■ Set problem
Give the data below again, word for word.

■ Stored data
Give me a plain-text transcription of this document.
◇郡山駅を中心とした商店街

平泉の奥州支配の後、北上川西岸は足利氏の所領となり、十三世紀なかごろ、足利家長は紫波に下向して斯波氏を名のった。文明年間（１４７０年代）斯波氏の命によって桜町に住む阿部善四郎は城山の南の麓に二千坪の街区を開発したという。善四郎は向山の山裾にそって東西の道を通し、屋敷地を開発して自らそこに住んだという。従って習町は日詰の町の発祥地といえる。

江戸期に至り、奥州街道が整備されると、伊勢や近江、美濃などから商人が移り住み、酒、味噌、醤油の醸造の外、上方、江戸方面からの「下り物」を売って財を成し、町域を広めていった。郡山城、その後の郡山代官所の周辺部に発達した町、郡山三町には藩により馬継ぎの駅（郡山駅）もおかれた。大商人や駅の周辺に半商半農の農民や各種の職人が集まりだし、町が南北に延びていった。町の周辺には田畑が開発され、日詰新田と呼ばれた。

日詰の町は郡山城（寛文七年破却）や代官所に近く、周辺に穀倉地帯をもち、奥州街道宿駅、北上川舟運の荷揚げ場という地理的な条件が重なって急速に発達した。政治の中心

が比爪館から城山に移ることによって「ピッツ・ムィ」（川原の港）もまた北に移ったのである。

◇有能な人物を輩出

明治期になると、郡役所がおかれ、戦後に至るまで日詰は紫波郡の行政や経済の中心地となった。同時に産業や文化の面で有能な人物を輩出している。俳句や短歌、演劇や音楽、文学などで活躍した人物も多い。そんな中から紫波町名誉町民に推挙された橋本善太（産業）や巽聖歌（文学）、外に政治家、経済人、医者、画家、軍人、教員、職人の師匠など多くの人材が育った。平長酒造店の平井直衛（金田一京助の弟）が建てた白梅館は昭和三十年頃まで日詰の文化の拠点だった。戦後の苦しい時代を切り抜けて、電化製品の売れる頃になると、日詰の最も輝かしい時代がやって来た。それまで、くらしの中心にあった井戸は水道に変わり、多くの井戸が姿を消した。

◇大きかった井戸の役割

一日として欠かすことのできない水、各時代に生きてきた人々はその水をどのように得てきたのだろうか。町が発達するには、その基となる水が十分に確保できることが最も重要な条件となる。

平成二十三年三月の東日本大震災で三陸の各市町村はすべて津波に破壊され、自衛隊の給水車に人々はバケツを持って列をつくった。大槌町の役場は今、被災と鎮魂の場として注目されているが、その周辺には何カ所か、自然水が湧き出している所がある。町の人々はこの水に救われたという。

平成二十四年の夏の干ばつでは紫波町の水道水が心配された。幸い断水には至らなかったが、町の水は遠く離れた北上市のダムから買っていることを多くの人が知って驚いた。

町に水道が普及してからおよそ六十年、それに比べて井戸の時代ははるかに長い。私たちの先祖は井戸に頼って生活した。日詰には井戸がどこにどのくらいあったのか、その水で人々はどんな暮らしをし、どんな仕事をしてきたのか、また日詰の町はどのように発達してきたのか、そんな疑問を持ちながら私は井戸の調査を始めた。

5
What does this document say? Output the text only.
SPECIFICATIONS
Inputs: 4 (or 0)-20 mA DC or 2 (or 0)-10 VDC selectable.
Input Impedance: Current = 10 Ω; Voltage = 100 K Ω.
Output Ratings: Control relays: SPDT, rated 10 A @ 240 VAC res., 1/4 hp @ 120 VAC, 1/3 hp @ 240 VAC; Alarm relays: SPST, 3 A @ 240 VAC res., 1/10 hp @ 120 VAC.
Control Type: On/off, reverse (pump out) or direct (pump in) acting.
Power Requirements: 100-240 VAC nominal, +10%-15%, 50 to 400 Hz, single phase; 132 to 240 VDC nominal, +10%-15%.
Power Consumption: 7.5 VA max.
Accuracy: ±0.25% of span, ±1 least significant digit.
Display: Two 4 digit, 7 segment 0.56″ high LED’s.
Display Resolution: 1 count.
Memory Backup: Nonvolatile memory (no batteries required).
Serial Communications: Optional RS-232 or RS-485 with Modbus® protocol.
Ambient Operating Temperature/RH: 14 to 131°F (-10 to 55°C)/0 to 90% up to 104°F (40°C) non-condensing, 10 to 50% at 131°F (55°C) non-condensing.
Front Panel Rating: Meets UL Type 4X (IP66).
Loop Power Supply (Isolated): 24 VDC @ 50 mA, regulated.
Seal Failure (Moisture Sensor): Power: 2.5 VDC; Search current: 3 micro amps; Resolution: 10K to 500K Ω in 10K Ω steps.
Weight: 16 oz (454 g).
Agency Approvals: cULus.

■ Correct result
Give me a plain-text transcription of this document.
◇郡山駅を中心とした商店街

平泉の奥州支配の後、北上川西岸は足利氏の所領となり、十三世紀なかごろ、足利家長は紫波に下向して斯波氏を名のった。文明年間（１４７０年代）斯波氏の命によって桜町に住む阿部善四郎は城山の南の麓に二千坪の街区を開発したという。善四郎は向山の山裾にそって東西の道を通し、屋敷地を開発して自らそこに住んだという。従って習町は日詰の町の発祥地といえる。

江戸期に至り、奥州街道が整備されると、伊勢や近江、美濃などから商人が移り住み、酒、味噌、醤油の醸造の外、上方、江戸方面からの「下り物」を売って財を成し、町域を広めていった。郡山城、その後の郡山代官所の周辺部に発達した町、郡山三町には藩により馬継ぎの駅（郡山駅）もおかれた。大商人や駅の周辺に半商半農の農民や各種の職人が集まりだし、町が南北に延びていった。町の周辺には田畑が開発され、日詰新田と呼ばれた。

日詰の町は郡山城（寛文七年破却）や代官所に近く、周辺に穀倉地帯をもち、奥州街道宿駅、北上川舟運の荷揚げ場という地理的な条件が重なって急速に発達した。政治の中心

が比爪館から城山に移ることによって「ピッツ・ムィ」（川原の港）もまた北に移ったのである。

◇有能な人物を輩出

明治期になると、郡役所がおかれ、戦後に至るまで日詰は紫波郡の行政や経済の中心地となった。同時に産業や文化の面で有能な人物を輩出している。俳句や短歌、演劇や音楽、文学などで活躍した人物も多い。そんな中から紫波町名誉町民に推挙された橋本善太（産業）や巽聖歌（文学）、外に政治家、経済人、医者、画家、軍人、教員、職人の師匠など多くの人材が育った。平長酒造店の平井直衛（金田一京助の弟）が建てた白梅館は昭和三十年頃まで日詰の文化の拠点だった。戦後の苦しい時代を切り抜けて、電化製品の売れる頃になると、日詰の最も輝かしい時代がやって来た。それまで、くらしの中心にあった井戸は水道に変わり、多くの井戸が姿を消した。

◇大きかった井戸の役割

一日として欠かすことのできない水、各時代に生きてきた人々はその水をどのように得てきたのだろうか。町が発達するには、その基となる水が十分に確保できることが最も重要な条件となる。

平成二十三年三月の東日本大震災で三陸の各市町村はすべて津波に破壊され、自衛隊の給水車に人々はバケツを持って列をつくった。大槌町の役場は今、被災と鎮魂の場として注目されているが、その周辺には何カ所か、自然水が湧き出している所がある。町の人々はこの水に救われたという。

平成二十四年の夏の干ばつでは紫波町の水道水が心配された。幸い断水には至らなかったが、町の水は遠く離れた北上市のダムから買っていることを多くの人が知って驚いた。

町に水道が普及してからおよそ六十年、それに比べて井戸の時代ははるかに長い。私たちの先祖は井戸に頼って生活した。日詰には井戸がどこにどのくらいあったのか、その水で人々はどんな暮らしをし、どんな仕事をしてきたのか、また日詰の町はどのように発達してきたのか、そんな疑問を持ちながら私は井戸の調査を始めた。

5
What does this document say? Output the text only.
SPECIFICATIONS
Inputs: 4 (or 0)-20 mA DC or 2 (or 0)-10 VDC selectable.
Input Impedance: Current = 10 Ω; Voltage = 100 K Ω.
Output Ratings: Control relays: SPDT, rated 10 A @ 240 VAC res., 1/4 hp @ 120 VAC, 1/3 hp @ 240 VAC; Alarm relays: SPST, 3 A @ 240 VAC res., 1/10 hp @ 120 VAC.
Control Type: On/off, reverse (pump out) or direct (pump in) acting.
Power Requirements: 100-240 VAC nominal, +10%-15%, 50 to 400 Hz, single phase; 132 to 240 VDC nominal, +10%-15%.
Power Consumption: 7.5 VA max.
Accuracy: ±0.25% of span, ±1 least significant digit.
Display: Two 4 digit, 7 segment 0.56″ high LED’s.
Display Resolution: 1 count.
Memory Backup: Nonvolatile memory (no batteries required).
Serial Communications: Optional RS-232 or RS-485 with Modbus® protocol.
Ambient Operating Temperature/RH: 14 to 131°F (-10 to 55°C)/0 to 90% up to 104°F (40°C) non-condensing, 10 to 50% at 131°F (55°C) non-condensing.
Front Panel Rating: Meets UL Type 4X (IP66).
Loop Power Supply (Isolated): 24 VDC @ 50 mA, regulated.
Seal Failure (Moisture Sensor): Power: 2.5 VDC; Search current: 3 micro amps; Resolution: 10K to 500K Ω in 10K Ω steps.
Weight: 16 oz (454 g).
Agency Approvals: cULus.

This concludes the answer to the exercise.